Task requirements
Restate the records below word for word.

....

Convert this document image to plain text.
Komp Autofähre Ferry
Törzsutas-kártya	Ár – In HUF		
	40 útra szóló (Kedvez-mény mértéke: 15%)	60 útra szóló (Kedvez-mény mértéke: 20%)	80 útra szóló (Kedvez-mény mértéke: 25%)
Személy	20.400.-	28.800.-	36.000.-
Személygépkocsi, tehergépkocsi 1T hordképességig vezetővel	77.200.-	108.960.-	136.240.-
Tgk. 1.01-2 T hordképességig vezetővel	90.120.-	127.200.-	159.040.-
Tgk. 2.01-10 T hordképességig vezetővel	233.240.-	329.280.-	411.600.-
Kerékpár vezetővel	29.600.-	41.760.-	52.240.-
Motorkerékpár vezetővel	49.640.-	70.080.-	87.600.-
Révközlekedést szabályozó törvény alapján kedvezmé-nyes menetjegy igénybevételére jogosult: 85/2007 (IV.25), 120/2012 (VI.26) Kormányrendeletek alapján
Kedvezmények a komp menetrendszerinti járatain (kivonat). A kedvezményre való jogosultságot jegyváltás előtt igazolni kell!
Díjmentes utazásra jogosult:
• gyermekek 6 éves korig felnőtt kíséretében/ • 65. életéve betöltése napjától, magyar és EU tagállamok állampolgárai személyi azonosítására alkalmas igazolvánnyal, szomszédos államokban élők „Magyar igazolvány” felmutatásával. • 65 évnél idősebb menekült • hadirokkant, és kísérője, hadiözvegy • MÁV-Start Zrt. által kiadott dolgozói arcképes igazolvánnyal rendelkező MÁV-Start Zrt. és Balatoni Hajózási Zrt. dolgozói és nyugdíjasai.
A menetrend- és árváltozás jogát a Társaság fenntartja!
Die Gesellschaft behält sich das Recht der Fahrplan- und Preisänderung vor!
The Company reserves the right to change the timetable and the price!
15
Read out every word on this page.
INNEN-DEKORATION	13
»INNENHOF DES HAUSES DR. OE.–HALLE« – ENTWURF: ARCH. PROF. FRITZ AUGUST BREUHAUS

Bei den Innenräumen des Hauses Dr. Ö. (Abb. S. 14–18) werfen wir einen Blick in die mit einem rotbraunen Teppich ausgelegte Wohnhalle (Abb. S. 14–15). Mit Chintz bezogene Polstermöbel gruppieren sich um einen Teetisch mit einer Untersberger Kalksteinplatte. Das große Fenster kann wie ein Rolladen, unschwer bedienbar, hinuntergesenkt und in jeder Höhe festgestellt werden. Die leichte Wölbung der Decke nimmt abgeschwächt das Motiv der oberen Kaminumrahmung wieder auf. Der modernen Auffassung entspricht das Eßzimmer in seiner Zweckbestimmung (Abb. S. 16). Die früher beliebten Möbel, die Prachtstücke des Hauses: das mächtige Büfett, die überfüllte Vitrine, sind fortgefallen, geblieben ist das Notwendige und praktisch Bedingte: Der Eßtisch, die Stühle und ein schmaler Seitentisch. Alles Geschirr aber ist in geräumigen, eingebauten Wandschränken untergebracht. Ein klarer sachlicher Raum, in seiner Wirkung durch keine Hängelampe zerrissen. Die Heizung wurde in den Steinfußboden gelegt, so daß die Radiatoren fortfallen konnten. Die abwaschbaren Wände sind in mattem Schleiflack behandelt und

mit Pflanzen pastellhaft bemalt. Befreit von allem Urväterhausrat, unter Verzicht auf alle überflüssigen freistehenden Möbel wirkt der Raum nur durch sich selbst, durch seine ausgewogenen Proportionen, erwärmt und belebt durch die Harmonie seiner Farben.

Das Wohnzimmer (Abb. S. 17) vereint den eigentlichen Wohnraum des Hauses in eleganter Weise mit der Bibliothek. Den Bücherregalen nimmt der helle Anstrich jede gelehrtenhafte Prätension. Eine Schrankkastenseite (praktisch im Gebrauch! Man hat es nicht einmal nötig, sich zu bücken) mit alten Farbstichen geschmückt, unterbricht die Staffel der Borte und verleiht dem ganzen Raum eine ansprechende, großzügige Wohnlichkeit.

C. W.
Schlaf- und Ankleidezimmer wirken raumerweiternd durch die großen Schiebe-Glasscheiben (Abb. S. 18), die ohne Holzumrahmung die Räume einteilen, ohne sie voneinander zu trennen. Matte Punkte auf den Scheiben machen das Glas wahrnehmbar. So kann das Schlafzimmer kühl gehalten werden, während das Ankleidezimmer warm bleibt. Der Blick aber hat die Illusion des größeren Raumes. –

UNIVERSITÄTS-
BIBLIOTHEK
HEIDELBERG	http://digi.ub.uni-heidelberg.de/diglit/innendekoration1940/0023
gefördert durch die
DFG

....

Result below
Convert this document image to plain text.
Komp Autofähre Ferry
Törzsutas-kártya	Ár – In HUF		
	40 útra szóló (Kedvez-mény mértéke: 15%)	60 útra szóló (Kedvez-mény mértéke: 20%)	80 útra szóló (Kedvez-mény mértéke: 25%)
Személy	20.400.-	28.800.-	36.000.-
Személygépkocsi, tehergépkocsi 1T hordképességig vezetővel	77.200.-	108.960.-	136.240.-
Tgk. 1.01-2 T hordképességig vezetővel	90.120.-	127.200.-	159.040.-
Tgk. 2.01-10 T hordképességig vezetővel	233.240.-	329.280.-	411.600.-
Kerékpár vezetővel	29.600.-	41.760.-	52.240.-
Motorkerékpár vezetővel	49.640.-	70.080.-	87.600.-
Révközlekedést szabályozó törvény alapján kedvezmé-nyes menetjegy igénybevételére jogosult: 85/2007 (IV.25), 120/2012 (VI.26) Kormányrendeletek alapján
Kedvezmények a komp menetrendszerinti járatain (kivonat). A kedvezményre való jogosultságot jegyváltás előtt igazolni kell!
Díjmentes utazásra jogosult:
• gyermekek 6 éves korig felnőtt kíséretében/ • 65. életéve betöltése napjától, magyar és EU tagállamok állampolgárai személyi azonosítására alkalmas igazolvánnyal, szomszédos államokban élők „Magyar igazolvány” felmutatásával. • 65 évnél idősebb menekült • hadirokkant, és kísérője, hadiözvegy • MÁV-Start Zrt. által kiadott dolgozói arcképes igazolvánnyal rendelkező MÁV-Start Zrt. és Balatoni Hajózási Zrt. dolgozói és nyugdíjasai.
A menetrend- és árváltozás jogát a Társaság fenntartja!
Die Gesellschaft behält sich das Recht der Fahrplan- und Preisänderung vor!
The Company reserves the right to change the timetable and the price!
15
Read out every word on this page.
INNEN-DEKORATION	13
»INNENHOF DES HAUSES DR. OE.–HALLE« – ENTWURF: ARCH. PROF. FRITZ AUGUST BREUHAUS

Bei den Innenräumen des Hauses Dr. Ö. (Abb. S. 14–18) werfen wir einen Blick in die mit einem rotbraunen Teppich ausgelegte Wohnhalle (Abb. S. 14–15). Mit Chintz bezogene Polstermöbel gruppieren sich um einen Teetisch mit einer Untersberger Kalksteinplatte. Das große Fenster kann wie ein Rolladen, unschwer bedienbar, hinuntergesenkt und in jeder Höhe festgestellt werden. Die leichte Wölbung der Decke nimmt abgeschwächt das Motiv der oberen Kaminumrahmung wieder auf. Der modernen Auffassung entspricht das Eßzimmer in seiner Zweckbestimmung (Abb. S. 16). Die früher beliebten Möbel, die Prachtstücke des Hauses: das mächtige Büfett, die überfüllte Vitrine, sind fortgefallen, geblieben ist das Notwendige und praktisch Bedingte: Der Eßtisch, die Stühle und ein schmaler Seitentisch. Alles Geschirr aber ist in geräumigen, eingebauten Wandschränken untergebracht. Ein klarer sachlicher Raum, in seiner Wirkung durch keine Hängelampe zerrissen. Die Heizung wurde in den Steinfußboden gelegt, so daß die Radiatoren fortfallen konnten. Die abwaschbaren Wände sind in mattem Schleiflack behandelt und

mit Pflanzen pastellhaft bemalt. Befreit von allem Urväterhausrat, unter Verzicht auf alle überflüssigen freistehenden Möbel wirkt der Raum nur durch sich selbst, durch seine ausgewogenen Proportionen, erwärmt und belebt durch die Harmonie seiner Farben.

Das Wohnzimmer (Abb. S. 17) vereint den eigentlichen Wohnraum des Hauses in eleganter Weise mit der Bibliothek. Den Bücherregalen nimmt der helle Anstrich jede gelehrtenhafte Prätension. Eine Schrankkastenseite (praktisch im Gebrauch! Man hat es nicht einmal nötig, sich zu bücken) mit alten Farbstichen geschmückt, unterbricht die Staffel der Borte und verleiht dem ganzen Raum eine ansprechende, großzügige Wohnlichkeit.

C. W.
Schlaf- und Ankleidezimmer wirken raumerweiternd durch die großen Schiebe-Glasscheiben (Abb. S. 18), die ohne Holzumrahmung die Räume einteilen, ohne sie voneinander zu trennen. Matte Punkte auf den Scheiben machen das Glas wahrnehmbar. So kann das Schlafzimmer kühl gehalten werden, während das Ankleidezimmer warm bleibt. Der Blick aber hat die Illusion des größeren Raumes. –

UNIVERSITÄTS-
BIBLIOTHEK
HEIDELBERG	http://digi.ub.uni-heidelberg.de/diglit/innendekoration1940/0023
gefördert durch die
DFG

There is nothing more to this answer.